Exercise brief >> Write out all the entries word for word and omit any pictures.

Dataset records:
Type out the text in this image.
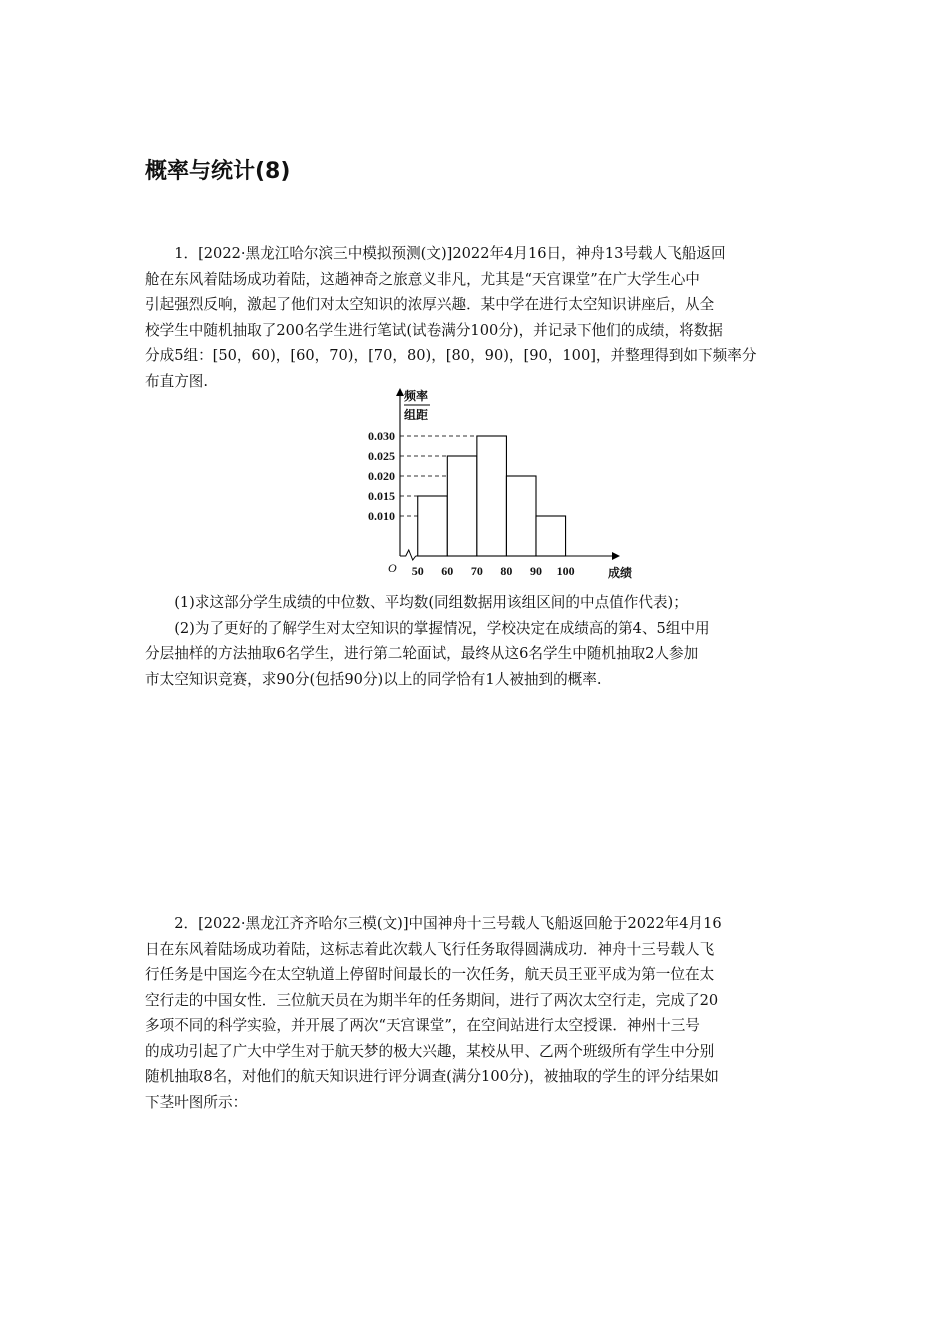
概率与统计(8)
1．[2022·黑龙江哈尔滨三中模拟预测(文)]2022年4月16日，神舟13号载人飞船返回
舱在东风着陆场成功着陆，这趟神奇之旅意义非凡，尤其是“天宫课堂”在广大学生心中
引起强烈反响，激起了他们对太空知识的浓厚兴趣．某中学在进行太空知识讲座后，从全
校学生中随机抽取了200名学生进行笔试(试卷满分100分)，并记录下他们的成绩，将数据
分成5组：[50，60)，[60，70)，[70，80)，[80，90)，[90，100]，并整理得到如下频率分
布直方图.
0.010
0.015
0.020
0.025
0.030
50 60 70 80 90 100
O	成绩
频率
组距
(1)求这部分学生成绩的中位数、平均数(同组数据用该组区间的中点值作代表)；
(2)为了更好的了解学生对太空知识的掌握情况，学校决定在成绩高的第4、5组中用
分层抽样的方法抽取6名学生，进行第二轮面试，最终从这6名学生中随机抽取2人参加
市太空知识竞赛，求90分(包括90分)以上的同学恰有1人被抽到的概率.
2．[2022·黑龙江齐齐哈尔三模(文)]中国神舟十三号载人飞船返回舱于2022年4月16
日在东风着陆场成功着陆，这标志着此次载人飞行任务取得圆满成功．神舟十三号载人飞
行任务是中国迄今在太空轨道上停留时间最长的一次任务，航天员王亚平成为第一位在太
空行走的中国女性．三位航天员在为期半年的任务期间，进行了两次太空行走，完成了20
多项不同的科学实验，并开展了两次“天宫课堂”，在空间站进行太空授课．神州十三号
的成功引起了广大中学生对于航天梦的极大兴趣，某校从甲、乙两个班级所有学生中分别
随机抽取8名，对他们的航天知识进行评分调查(满分100分)，被抽取的学生的评分结果如
下茎叶图所示：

Completed exercise >>
Type out the text in this image.
概率与统计(8)
1．[2022·黑龙江哈尔滨三中模拟预测(文)]2022年4月16日，神舟13号载人飞船返回
舱在东风着陆场成功着陆，这趟神奇之旅意义非凡，尤其是“天宫课堂”在广大学生心中
引起强烈反响，激起了他们对太空知识的浓厚兴趣．某中学在进行太空知识讲座后，从全
校学生中随机抽取了200名学生进行笔试(试卷满分100分)，并记录下他们的成绩，将数据
分成5组：[50，60)，[60，70)，[70，80)，[80，90)，[90，100]，并整理得到如下频率分
布直方图.
0.010
0.015
0.020
0.025
0.030
50 60 70 80 90 100
O	成绩
频率
组距
(1)求这部分学生成绩的中位数、平均数(同组数据用该组区间的中点值作代表)；
(2)为了更好的了解学生对太空知识的掌握情况，学校决定在成绩高的第4、5组中用
分层抽样的方法抽取6名学生，进行第二轮面试，最终从这6名学生中随机抽取2人参加
市太空知识竞赛，求90分(包括90分)以上的同学恰有1人被抽到的概率.
2．[2022·黑龙江齐齐哈尔三模(文)]中国神舟十三号载人飞船返回舱于2022年4月16
日在东风着陆场成功着陆，这标志着此次载人飞行任务取得圆满成功．神舟十三号载人飞
行任务是中国迄今在太空轨道上停留时间最长的一次任务，航天员王亚平成为第一位在太
空行走的中国女性．三位航天员在为期半年的任务期间，进行了两次太空行走，完成了20
多项不同的科学实验，并开展了两次“天宫课堂”，在空间站进行太空授课．神州十三号
的成功引起了广大中学生对于航天梦的极大兴趣，某校从甲、乙两个班级所有学生中分别
随机抽取8名，对他们的航天知识进行评分调查(满分100分)，被抽取的学生的评分结果如
下茎叶图所示：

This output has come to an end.